[What you have to do] Extract each line of the data below exactly as written.

[Data for this task]

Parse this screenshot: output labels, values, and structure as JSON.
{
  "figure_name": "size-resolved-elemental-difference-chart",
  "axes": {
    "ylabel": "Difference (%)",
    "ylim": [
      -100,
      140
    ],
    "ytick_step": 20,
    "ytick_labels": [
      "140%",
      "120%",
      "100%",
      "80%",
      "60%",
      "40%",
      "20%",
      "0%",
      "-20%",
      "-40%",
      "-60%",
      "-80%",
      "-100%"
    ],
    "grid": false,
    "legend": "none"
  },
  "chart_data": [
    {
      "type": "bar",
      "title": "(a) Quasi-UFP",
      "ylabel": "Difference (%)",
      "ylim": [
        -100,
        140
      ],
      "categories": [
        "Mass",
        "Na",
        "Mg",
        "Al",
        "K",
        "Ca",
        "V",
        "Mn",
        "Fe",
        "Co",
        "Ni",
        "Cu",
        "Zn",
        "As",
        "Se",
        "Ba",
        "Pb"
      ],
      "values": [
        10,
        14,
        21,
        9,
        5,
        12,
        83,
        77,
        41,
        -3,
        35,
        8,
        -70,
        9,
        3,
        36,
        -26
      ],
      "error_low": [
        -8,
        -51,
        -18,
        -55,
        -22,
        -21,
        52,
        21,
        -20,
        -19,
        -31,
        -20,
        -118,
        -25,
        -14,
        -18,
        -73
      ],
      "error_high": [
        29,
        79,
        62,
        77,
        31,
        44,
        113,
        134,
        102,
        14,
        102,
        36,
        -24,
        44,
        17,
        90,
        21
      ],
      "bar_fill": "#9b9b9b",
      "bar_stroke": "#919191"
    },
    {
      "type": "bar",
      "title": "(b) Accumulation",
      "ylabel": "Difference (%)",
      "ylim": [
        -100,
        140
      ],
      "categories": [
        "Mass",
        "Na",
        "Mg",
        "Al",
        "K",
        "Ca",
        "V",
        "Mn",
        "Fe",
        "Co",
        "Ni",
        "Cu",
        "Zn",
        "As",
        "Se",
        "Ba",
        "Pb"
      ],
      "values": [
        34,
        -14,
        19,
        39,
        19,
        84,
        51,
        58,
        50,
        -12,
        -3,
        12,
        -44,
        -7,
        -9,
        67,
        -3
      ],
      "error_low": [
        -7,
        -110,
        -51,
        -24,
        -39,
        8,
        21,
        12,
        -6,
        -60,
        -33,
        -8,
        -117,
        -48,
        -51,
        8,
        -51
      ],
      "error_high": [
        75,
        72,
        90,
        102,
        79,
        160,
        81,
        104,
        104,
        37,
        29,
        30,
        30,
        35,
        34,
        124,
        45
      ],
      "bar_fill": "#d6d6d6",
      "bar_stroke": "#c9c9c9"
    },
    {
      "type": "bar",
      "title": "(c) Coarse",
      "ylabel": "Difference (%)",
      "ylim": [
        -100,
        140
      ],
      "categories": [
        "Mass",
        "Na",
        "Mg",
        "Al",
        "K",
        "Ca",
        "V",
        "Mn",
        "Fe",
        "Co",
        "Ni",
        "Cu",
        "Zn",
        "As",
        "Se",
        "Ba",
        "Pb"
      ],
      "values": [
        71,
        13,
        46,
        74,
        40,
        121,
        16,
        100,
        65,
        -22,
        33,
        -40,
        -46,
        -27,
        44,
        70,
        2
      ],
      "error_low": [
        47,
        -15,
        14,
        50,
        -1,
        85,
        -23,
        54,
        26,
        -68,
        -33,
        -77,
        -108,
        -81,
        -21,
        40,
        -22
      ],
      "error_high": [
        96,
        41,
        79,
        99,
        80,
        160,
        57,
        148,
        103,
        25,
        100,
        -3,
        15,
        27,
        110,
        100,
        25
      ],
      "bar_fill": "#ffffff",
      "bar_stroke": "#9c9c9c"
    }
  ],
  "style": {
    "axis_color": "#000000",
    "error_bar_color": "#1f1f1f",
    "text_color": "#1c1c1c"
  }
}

[Result for this exercise]
Parse this screenshot: output labels, values, and structure as JSON.
{
  "figure_name": "size-resolved-elemental-difference-chart",
  "axes": {
    "ylabel": "Difference (%)",
    "ylim": [
      -100,
      140
    ],
    "ytick_step": 20,
    "ytick_labels": [
      "140%",
      "120%",
      "100%",
      "80%",
      "60%",
      "40%",
      "20%",
      "0%",
      "-20%",
      "-40%",
      "-60%",
      "-80%",
      "-100%"
    ],
    "grid": false,
    "legend": "none"
  },
  "chart_data": [
    {
      "type": "bar",
      "title": "(a) Quasi-UFP",
      "ylabel": "Difference (%)",
      "ylim": [
        -100,
        140
      ],
      "categories": [
        "Mass",
        "Na",
        "Mg",
        "Al",
        "K",
        "Ca",
        "V",
        "Mn",
        "Fe",
        "Co",
        "Ni",
        "Cu",
        "Zn",
        "As",
        "Se",
        "Ba",
        "Pb"
      ],
      "values": [
        10,
        14,
        21,
        9,
        5,
        12,
        83,
        77,
        41,
        -3,
        35,
        8,
        -70,
        9,
        3,
        36,
        -26
      ],
      "error_low": [
        -8,
        -51,
        -18,
        -55,
        -22,
        -21,
        52,
        21,
        -20,
        -19,
        -31,
        -20,
        -118,
        -25,
        -14,
        -18,
        -73
      ],
      "error_high": [
        29,
        79,
        62,
        77,
        31,
        44,
        113,
        134,
        102,
        14,
        102,
        36,
        -24,
        44,
        17,
        90,
        21
      ],
      "bar_fill": "#9b9b9b",
      "bar_stroke": "#919191"
    },
    {
      "type": "bar",
      "title": "(b) Accumulation",
      "ylabel": "Difference (%)",
      "ylim": [
        -100,
        140
      ],
      "categories": [
        "Mass",
        "Na",
        "Mg",
        "Al",
        "K",
        "Ca",
        "V",
        "Mn",
        "Fe",
        "Co",
        "Ni",
        "Cu",
        "Zn",
        "As",
        "Se",
        "Ba",
        "Pb"
      ],
      "values": [
        34,
        -14,
        19,
        39,
        19,
        84,
        51,
        58,
        50,
        -12,
        -3,
        12,
        -44,
        -7,
        -9,
        67,
        -3
      ],
      "error_low": [
        -7,
        -110,
        -51,
        -24,
        -39,
        8,
        21,
        12,
        -6,
        -60,
        -33,
        -8,
        -117,
        -48,
        -51,
        8,
        -51
      ],
      "error_high": [
        75,
        72,
        90,
        102,
        79,
        160,
        81,
        104,
        104,
        37,
        29,
        30,
        30,
        35,
        34,
        124,
        45
      ],
      "bar_fill": "#d6d6d6",
      "bar_stroke": "#c9c9c9"
    },
    {
      "type": "bar",
      "title": "(c) Coarse",
      "ylabel": "Difference (%)",
      "ylim": [
        -100,
        140
      ],
      "categories": [
        "Mass",
        "Na",
        "Mg",
        "Al",
        "K",
        "Ca",
        "V",
        "Mn",
        "Fe",
        "Co",
        "Ni",
        "Cu",
        "Zn",
        "As",
        "Se",
        "Ba",
        "Pb"
      ],
      "values": [
        71,
        13,
        46,
        74,
        40,
        121,
        16,
        100,
        65,
        -22,
        33,
        -40,
        -46,
        -27,
        44,
        70,
        2
      ],
      "error_low": [
        47,
        -15,
        14,
        50,
        -1,
        85,
        -23,
        54,
        26,
        -68,
        -33,
        -77,
        -108,
        -81,
        -21,
        40,
        -22
      ],
      "error_high": [
        96,
        41,
        79,
        99,
        80,
        160,
        57,
        148,
        103,
        25,
        100,
        -3,
        15,
        27,
        110,
        100,
        25
      ],
      "bar_fill": "#ffffff",
      "bar_stroke": "#9c9c9c"
    }
  ],
  "style": {
    "axis_color": "#000000",
    "error_bar_color": "#1f1f1f",
    "text_color": "#1c1c1c"
  }
}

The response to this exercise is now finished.